# TASK INSTRUCTIONS:
From the entries below, copy every line where the string "purchasing" appears.

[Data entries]
------------------------------------------------
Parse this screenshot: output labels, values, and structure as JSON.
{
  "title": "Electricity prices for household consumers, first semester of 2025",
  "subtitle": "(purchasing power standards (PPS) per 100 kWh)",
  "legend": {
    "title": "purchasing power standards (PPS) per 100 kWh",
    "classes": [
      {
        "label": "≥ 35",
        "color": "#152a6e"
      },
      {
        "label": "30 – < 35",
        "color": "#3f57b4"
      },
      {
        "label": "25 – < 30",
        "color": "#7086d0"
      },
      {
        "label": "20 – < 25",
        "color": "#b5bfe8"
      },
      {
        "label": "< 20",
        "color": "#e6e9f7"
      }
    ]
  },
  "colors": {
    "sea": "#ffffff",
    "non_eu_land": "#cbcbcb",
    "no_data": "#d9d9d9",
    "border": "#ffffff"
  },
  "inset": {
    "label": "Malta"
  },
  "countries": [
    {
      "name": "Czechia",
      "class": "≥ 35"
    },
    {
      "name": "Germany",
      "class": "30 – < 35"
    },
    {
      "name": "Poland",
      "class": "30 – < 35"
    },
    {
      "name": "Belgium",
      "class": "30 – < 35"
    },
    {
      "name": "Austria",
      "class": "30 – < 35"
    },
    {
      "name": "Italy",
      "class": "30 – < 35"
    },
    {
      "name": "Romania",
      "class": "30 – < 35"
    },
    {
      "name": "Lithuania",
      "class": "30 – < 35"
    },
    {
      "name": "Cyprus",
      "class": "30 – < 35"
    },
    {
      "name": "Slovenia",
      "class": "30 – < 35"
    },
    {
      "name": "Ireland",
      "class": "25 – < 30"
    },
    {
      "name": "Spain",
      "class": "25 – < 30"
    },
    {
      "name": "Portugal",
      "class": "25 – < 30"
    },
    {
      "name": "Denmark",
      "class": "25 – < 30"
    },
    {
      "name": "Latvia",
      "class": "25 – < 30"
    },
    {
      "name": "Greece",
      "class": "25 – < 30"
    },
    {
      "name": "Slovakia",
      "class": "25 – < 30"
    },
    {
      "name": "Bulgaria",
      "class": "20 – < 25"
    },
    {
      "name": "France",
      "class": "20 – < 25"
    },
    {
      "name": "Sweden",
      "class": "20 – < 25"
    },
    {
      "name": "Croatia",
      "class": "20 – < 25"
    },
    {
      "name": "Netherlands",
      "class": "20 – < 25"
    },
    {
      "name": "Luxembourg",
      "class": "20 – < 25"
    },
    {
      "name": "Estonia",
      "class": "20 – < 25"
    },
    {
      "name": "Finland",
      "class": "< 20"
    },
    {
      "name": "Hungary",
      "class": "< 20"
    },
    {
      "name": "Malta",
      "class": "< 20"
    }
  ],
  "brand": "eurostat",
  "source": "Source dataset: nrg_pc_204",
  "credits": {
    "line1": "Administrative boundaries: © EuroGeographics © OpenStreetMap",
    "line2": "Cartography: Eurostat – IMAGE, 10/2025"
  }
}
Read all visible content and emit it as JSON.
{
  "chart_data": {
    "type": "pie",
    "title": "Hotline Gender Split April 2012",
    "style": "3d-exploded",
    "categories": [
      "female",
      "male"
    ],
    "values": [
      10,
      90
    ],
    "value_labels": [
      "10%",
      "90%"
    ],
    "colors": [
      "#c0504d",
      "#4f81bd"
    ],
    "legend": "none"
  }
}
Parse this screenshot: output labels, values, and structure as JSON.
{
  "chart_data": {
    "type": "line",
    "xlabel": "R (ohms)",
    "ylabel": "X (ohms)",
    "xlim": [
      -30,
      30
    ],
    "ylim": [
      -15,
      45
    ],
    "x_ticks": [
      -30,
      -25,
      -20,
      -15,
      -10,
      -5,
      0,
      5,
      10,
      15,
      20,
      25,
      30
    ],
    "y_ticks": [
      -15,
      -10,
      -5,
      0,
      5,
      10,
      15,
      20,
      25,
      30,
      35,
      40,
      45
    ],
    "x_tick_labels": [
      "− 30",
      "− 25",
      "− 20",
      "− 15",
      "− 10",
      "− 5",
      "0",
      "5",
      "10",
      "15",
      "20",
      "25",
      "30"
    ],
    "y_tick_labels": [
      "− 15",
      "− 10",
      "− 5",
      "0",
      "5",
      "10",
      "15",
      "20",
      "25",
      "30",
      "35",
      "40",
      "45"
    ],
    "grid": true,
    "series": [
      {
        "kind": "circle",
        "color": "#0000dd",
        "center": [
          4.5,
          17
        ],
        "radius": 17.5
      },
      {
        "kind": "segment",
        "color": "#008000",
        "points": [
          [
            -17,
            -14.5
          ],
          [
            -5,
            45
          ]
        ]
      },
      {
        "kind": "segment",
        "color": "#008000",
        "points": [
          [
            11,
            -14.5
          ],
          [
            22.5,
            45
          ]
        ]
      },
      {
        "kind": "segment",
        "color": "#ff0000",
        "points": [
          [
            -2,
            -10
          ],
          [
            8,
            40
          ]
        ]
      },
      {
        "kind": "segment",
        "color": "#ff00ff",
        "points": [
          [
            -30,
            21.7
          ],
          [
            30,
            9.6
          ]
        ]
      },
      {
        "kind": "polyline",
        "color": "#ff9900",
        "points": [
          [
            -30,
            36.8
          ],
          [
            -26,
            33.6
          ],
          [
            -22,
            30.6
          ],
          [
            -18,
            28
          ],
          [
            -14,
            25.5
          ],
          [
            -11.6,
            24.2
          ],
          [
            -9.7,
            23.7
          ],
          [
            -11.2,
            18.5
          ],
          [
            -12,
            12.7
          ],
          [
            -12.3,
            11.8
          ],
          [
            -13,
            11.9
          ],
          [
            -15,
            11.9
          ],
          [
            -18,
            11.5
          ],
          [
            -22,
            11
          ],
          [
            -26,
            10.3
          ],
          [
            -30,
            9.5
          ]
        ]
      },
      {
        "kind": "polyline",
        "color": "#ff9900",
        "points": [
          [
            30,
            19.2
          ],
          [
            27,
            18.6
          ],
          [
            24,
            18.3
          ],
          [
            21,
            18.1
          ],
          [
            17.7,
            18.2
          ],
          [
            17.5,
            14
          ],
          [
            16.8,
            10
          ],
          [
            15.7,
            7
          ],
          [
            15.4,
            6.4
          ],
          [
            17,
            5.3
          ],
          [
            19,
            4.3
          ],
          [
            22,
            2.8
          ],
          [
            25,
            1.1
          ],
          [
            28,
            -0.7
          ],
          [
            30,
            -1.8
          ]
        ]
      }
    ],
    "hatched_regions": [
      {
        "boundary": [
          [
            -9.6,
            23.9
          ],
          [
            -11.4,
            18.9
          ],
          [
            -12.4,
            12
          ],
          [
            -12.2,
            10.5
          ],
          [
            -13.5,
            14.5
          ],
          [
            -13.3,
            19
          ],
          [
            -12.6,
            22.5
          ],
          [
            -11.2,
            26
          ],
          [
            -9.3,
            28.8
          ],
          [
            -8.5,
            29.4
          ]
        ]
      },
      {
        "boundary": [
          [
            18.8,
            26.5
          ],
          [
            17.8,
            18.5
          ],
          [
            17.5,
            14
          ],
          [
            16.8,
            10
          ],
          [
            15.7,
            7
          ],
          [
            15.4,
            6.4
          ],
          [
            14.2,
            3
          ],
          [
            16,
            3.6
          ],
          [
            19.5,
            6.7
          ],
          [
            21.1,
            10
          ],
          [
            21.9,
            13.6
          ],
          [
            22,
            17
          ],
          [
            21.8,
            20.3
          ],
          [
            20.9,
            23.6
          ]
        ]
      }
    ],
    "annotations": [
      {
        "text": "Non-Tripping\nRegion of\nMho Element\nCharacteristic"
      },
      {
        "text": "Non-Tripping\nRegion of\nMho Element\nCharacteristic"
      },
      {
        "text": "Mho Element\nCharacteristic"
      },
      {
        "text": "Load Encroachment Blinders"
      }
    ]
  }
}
------------------------------------------------
# TASK SOLUTION:
  "subtitle": "(purchasing power standards (PPS) per 100 kWh)",
    "title": "purchasing power standards (PPS) per 100 kWh",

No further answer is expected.